▸ WORK TO DO
Identify all lines in the listing that include the word "valid", and copy them out.

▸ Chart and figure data
------------------------------------------------------------
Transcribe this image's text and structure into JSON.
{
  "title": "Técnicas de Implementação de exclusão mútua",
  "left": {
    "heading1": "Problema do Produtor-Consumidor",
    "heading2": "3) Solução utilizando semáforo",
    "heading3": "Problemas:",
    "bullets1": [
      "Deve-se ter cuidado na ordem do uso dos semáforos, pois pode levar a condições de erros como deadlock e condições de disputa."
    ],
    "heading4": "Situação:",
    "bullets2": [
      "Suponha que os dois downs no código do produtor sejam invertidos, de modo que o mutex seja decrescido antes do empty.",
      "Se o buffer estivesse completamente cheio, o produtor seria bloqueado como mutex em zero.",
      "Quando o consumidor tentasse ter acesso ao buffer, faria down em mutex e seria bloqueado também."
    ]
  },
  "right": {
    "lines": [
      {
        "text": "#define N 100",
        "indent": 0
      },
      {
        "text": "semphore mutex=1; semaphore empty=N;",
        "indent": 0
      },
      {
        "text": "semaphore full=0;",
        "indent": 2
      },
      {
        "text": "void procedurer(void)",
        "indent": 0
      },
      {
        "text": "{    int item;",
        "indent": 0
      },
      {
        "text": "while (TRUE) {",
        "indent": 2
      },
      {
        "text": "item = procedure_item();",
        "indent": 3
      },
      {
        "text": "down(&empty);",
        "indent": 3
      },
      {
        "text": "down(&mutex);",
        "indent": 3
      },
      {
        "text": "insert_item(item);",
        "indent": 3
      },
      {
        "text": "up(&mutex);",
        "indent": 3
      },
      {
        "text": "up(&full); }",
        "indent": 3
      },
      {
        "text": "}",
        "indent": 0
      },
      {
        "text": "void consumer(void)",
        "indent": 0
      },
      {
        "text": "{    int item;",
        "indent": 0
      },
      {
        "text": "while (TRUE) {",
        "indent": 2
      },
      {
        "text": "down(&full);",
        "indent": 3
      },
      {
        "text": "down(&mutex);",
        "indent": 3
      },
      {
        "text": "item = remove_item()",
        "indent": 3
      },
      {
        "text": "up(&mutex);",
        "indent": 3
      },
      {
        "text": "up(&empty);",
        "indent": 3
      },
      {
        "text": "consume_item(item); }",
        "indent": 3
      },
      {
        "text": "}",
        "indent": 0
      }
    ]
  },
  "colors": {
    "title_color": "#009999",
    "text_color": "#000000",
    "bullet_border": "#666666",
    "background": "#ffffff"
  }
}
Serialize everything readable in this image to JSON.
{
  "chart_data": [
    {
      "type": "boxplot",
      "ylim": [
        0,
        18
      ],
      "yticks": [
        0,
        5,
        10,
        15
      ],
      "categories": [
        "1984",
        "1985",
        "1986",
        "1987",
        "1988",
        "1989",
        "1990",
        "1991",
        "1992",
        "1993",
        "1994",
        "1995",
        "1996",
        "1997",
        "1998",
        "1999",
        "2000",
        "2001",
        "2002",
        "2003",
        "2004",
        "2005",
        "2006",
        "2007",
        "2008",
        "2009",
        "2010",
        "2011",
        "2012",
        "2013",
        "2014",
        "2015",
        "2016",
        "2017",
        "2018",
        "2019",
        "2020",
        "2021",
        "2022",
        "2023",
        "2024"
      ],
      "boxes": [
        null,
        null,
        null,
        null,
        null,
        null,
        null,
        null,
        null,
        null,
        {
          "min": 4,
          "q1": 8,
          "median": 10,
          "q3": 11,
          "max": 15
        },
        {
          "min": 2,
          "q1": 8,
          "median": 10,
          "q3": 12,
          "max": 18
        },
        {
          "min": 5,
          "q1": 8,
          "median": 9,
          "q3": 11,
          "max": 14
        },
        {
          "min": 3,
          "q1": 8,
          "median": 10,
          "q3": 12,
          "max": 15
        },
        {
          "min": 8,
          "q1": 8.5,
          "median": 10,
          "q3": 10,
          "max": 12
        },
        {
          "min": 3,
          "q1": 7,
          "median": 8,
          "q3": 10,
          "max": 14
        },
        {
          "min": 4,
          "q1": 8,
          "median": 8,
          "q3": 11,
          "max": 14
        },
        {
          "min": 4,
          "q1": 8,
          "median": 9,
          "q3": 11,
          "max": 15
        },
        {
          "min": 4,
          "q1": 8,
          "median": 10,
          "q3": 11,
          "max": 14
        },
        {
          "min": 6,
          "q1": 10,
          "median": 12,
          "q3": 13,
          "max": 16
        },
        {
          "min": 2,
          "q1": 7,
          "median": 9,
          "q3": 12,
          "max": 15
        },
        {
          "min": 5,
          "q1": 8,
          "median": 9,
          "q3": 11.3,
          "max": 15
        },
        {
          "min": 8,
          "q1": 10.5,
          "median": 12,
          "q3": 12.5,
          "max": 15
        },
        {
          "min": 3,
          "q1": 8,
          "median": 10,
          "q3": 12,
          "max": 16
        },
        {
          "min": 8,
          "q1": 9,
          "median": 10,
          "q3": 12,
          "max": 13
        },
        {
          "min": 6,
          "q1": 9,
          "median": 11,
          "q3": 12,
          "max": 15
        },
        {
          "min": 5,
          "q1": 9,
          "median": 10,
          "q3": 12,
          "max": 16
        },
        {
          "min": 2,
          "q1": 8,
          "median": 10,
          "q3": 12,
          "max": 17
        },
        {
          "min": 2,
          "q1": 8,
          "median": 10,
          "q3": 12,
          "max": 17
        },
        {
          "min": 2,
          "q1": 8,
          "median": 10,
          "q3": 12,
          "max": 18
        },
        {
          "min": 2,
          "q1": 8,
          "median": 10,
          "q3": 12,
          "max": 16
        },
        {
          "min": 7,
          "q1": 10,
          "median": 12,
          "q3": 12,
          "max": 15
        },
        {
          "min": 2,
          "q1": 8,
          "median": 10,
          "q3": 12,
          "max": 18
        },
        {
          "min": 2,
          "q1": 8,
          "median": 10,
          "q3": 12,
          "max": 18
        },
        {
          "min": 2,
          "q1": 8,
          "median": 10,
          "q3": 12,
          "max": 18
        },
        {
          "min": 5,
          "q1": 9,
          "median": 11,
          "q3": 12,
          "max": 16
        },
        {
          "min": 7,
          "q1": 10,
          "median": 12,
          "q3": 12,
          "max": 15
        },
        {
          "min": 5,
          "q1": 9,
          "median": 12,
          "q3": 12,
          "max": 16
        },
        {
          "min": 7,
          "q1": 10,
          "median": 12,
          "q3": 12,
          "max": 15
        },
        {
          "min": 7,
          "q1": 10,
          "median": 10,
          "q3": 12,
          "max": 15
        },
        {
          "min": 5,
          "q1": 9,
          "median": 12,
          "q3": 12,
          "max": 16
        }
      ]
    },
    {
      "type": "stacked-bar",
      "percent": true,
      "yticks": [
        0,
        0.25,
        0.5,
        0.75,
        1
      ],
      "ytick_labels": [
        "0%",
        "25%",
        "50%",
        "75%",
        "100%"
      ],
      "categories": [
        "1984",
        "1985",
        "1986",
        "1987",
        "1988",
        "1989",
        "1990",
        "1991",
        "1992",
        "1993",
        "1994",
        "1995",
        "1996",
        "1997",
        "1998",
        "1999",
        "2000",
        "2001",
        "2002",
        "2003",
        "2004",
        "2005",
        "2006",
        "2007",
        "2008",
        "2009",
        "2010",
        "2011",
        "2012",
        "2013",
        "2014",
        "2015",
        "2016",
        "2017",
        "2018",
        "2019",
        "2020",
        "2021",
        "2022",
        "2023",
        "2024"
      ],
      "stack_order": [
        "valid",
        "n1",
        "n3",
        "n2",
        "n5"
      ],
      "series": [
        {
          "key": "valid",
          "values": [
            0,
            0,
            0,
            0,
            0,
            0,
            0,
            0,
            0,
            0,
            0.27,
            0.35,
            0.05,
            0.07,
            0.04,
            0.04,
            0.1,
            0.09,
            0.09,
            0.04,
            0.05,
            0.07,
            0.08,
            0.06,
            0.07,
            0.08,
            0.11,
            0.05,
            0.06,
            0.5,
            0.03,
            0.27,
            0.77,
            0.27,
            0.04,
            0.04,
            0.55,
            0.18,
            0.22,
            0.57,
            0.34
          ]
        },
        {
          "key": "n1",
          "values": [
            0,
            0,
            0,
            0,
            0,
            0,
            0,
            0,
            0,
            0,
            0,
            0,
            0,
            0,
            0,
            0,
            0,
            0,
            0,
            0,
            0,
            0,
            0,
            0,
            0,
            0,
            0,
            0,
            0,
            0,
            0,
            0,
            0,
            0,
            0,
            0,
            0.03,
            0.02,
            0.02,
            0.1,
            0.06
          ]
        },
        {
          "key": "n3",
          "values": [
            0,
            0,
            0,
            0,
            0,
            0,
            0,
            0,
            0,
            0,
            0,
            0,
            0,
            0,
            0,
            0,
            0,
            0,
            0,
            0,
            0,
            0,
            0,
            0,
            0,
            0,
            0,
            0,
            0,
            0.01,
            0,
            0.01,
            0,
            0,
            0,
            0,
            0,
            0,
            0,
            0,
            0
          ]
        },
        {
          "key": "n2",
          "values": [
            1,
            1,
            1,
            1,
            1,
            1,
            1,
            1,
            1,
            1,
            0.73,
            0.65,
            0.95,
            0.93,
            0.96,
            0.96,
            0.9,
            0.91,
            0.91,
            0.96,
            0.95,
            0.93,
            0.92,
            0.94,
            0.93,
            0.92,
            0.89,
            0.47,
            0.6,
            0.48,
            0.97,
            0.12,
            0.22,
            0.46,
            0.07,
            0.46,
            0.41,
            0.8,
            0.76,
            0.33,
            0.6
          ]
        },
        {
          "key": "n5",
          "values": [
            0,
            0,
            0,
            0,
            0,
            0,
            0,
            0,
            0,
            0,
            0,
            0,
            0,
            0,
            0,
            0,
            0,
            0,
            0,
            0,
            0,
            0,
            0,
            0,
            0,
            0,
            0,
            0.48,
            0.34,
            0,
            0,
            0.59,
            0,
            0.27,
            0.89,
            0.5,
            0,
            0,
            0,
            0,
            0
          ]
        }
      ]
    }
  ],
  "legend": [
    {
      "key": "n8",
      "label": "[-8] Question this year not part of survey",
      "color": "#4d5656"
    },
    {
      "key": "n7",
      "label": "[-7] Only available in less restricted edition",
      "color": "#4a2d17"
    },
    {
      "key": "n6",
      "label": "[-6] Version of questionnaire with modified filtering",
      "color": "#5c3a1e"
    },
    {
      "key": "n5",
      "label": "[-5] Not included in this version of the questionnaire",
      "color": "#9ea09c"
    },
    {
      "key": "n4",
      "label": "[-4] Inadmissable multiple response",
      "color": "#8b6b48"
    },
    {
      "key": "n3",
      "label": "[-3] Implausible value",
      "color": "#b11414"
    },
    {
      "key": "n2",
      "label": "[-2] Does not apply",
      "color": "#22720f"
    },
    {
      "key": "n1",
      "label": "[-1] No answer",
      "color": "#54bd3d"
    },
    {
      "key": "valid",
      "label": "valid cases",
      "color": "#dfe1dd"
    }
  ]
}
------------------------------------------------------------
▸ RESPONSE TO THIS EXERCISE
        "valid",
          "key": "valid",
      "key": "valid",
      "label": "valid cases",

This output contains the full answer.